**WHAT THE EXERCISE ASKS**
Using the data beneath, show every line that includes the word "JSON".

+++++

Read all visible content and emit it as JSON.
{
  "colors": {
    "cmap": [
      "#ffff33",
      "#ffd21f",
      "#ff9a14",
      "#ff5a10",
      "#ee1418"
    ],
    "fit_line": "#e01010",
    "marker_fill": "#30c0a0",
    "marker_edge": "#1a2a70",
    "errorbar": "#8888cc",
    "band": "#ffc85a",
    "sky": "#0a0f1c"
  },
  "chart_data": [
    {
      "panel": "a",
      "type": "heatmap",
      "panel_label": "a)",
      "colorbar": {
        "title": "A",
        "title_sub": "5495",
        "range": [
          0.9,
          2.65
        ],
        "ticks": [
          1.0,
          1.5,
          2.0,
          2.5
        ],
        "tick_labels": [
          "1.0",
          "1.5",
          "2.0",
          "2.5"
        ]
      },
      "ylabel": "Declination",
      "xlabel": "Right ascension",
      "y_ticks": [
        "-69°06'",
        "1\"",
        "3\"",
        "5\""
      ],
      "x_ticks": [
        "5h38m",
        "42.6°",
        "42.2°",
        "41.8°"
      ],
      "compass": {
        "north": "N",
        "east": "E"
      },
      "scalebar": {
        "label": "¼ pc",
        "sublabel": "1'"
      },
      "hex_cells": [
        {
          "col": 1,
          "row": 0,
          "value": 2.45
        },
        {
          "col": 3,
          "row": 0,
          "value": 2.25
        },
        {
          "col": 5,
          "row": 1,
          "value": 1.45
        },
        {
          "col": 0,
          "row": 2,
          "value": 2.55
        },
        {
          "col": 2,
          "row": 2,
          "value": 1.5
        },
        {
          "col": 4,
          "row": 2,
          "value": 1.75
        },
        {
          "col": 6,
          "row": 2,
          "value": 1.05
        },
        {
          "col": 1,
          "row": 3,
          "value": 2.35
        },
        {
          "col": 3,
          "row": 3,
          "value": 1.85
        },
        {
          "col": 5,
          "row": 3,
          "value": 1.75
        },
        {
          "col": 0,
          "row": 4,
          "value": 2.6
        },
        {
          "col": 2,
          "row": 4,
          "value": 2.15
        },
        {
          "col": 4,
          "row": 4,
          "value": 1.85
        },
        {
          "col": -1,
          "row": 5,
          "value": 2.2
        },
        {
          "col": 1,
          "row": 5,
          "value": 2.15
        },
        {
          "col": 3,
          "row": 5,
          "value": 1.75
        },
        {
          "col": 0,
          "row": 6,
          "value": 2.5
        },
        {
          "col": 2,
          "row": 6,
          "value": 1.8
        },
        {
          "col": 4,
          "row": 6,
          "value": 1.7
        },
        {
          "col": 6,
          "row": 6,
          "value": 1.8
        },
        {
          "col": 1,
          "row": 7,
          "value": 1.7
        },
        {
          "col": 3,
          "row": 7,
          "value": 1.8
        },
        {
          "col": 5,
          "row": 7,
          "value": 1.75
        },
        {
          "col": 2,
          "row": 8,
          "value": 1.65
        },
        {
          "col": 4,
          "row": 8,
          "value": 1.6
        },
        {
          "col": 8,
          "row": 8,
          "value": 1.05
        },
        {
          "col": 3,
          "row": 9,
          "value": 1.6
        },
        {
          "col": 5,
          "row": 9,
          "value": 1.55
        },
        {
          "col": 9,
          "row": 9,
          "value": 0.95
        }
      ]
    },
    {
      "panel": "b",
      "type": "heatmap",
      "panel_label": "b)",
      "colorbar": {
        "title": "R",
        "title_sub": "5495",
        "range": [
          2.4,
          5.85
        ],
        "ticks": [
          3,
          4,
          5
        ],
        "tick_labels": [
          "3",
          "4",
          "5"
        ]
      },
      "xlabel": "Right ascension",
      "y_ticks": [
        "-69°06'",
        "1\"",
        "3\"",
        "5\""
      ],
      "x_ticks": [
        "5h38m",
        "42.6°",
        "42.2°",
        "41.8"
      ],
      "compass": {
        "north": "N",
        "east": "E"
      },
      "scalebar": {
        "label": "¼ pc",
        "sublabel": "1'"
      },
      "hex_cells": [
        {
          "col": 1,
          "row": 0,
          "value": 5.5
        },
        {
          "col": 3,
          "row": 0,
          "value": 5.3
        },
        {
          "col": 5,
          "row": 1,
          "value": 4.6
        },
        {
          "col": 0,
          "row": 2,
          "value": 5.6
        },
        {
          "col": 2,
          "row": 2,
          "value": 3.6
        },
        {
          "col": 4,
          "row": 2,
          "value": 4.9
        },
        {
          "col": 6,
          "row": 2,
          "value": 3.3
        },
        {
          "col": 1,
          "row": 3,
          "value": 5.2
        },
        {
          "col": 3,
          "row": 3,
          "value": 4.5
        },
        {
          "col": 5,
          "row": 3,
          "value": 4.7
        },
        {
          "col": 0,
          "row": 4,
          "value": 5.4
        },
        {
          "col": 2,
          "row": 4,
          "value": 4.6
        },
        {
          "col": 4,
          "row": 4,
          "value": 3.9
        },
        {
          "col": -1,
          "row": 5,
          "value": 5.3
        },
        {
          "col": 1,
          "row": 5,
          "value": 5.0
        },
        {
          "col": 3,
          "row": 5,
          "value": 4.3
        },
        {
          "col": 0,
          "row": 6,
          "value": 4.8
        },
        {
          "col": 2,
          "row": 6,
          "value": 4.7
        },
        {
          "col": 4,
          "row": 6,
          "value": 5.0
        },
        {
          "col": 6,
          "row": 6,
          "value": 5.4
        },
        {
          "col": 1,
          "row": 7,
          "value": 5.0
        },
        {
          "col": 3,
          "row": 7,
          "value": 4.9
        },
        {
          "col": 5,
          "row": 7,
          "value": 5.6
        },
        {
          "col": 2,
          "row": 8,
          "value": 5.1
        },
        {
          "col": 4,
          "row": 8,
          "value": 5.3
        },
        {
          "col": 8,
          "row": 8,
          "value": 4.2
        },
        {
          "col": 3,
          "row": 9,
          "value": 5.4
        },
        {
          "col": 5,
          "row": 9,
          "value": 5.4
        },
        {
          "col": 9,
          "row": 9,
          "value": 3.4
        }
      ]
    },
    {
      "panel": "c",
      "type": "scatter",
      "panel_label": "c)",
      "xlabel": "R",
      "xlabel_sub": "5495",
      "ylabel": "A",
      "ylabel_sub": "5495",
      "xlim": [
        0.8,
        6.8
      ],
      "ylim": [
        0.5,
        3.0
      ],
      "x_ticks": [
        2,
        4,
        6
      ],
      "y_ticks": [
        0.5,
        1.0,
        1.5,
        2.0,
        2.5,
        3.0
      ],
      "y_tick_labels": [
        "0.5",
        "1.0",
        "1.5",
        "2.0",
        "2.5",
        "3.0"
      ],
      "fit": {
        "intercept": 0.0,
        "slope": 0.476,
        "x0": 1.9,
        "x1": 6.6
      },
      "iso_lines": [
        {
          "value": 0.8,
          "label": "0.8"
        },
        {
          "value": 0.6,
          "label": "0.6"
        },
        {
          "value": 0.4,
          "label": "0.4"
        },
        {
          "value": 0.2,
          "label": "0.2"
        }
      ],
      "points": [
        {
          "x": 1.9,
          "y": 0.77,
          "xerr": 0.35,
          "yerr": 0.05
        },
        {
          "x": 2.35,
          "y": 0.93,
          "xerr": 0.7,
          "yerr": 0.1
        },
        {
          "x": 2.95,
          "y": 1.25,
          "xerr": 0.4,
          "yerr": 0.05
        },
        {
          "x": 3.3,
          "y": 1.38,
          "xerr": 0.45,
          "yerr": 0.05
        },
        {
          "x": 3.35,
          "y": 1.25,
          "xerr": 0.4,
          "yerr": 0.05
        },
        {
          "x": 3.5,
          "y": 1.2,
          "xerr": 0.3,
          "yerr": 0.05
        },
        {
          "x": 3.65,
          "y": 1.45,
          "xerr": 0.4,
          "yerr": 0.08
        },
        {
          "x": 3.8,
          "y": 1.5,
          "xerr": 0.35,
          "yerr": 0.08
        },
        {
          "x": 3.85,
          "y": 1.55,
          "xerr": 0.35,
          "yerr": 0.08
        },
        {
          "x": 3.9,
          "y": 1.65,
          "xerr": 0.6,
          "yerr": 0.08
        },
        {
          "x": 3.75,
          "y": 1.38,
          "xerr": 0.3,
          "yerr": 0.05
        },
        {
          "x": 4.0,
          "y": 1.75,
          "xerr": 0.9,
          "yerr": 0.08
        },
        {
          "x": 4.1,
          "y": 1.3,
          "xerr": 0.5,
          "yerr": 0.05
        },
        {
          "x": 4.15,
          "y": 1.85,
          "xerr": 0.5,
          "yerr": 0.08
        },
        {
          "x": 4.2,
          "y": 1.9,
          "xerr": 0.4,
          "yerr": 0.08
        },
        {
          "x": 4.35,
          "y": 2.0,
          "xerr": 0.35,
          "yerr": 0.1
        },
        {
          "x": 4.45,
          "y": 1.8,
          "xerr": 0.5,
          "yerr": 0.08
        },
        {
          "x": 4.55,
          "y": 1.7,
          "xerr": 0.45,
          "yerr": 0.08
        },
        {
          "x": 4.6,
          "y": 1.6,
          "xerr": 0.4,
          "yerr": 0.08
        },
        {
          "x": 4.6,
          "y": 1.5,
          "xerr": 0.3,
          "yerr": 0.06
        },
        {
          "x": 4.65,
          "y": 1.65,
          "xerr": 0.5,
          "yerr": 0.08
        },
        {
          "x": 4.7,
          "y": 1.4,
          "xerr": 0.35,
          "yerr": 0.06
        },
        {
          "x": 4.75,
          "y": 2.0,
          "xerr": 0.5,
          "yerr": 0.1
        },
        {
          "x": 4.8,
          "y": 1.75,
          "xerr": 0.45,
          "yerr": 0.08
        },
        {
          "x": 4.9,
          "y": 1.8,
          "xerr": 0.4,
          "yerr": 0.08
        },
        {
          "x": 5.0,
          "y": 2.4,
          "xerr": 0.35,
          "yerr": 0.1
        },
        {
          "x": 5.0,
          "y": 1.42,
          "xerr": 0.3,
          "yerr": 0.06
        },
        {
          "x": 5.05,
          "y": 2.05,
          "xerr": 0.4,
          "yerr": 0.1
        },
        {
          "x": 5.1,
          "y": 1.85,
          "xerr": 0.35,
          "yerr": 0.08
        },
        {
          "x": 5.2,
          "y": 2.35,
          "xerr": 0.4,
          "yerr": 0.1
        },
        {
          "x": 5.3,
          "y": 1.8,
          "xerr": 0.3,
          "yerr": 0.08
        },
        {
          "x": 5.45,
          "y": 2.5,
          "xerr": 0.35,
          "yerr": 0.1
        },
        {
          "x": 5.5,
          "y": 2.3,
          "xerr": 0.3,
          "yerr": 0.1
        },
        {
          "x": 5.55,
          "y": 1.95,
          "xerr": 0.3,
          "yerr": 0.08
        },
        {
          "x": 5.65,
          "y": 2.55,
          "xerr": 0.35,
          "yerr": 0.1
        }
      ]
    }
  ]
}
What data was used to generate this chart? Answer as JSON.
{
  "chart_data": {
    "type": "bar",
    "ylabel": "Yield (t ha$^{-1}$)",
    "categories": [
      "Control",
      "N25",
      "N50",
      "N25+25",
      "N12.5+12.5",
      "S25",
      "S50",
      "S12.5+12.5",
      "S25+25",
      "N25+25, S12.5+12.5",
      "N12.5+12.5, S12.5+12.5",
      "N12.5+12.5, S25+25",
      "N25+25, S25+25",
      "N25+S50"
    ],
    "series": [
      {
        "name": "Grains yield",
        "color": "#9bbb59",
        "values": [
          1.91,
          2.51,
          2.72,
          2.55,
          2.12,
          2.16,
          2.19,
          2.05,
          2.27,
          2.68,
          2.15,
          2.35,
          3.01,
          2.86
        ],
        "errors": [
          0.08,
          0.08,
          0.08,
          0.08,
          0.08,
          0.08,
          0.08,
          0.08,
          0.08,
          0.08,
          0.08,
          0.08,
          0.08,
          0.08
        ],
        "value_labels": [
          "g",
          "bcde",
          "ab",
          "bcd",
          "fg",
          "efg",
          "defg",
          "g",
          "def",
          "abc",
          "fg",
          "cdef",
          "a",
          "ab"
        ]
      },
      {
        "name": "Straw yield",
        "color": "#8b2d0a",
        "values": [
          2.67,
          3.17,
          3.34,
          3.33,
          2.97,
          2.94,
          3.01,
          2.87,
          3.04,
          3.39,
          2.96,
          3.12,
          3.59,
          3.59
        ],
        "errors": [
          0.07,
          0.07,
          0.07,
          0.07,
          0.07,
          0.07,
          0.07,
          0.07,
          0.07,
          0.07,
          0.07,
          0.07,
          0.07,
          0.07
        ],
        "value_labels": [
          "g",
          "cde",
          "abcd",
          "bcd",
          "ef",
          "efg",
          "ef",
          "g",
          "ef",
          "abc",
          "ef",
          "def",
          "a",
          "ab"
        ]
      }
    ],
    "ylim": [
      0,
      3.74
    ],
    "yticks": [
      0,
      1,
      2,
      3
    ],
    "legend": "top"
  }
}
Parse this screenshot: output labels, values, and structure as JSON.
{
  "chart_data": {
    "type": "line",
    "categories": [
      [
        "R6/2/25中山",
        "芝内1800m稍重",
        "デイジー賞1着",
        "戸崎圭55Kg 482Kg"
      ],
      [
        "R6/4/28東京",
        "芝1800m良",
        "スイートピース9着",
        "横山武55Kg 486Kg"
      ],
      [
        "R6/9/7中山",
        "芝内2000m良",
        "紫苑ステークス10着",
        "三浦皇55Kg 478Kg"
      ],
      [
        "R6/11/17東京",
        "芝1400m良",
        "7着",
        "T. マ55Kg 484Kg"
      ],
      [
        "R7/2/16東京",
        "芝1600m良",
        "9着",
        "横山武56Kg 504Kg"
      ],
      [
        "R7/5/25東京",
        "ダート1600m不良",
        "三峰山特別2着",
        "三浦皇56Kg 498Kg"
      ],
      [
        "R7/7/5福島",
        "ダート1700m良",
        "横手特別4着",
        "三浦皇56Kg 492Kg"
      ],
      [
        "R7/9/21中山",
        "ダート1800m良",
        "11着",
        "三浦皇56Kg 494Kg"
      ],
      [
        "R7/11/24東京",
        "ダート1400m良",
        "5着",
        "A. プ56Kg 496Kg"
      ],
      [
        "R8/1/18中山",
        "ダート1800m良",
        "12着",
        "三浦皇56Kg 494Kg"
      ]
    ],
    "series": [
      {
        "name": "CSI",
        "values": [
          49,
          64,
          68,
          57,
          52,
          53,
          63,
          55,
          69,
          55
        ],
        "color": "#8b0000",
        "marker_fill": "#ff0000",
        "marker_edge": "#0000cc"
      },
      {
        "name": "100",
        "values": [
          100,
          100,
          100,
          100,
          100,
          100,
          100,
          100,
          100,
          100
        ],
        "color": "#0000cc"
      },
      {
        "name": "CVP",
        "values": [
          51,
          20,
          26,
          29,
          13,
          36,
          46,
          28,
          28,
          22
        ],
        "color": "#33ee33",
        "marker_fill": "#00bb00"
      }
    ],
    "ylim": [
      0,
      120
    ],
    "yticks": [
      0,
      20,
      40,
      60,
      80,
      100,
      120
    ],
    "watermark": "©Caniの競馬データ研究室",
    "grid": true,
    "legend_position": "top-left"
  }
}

+++++

**EXERCISE ANSWER**
Read all visible content and emit it as JSON.
What data was used to generate this chart? Answer as JSON.
Parse this screenshot: output labels, values, and structure as JSON.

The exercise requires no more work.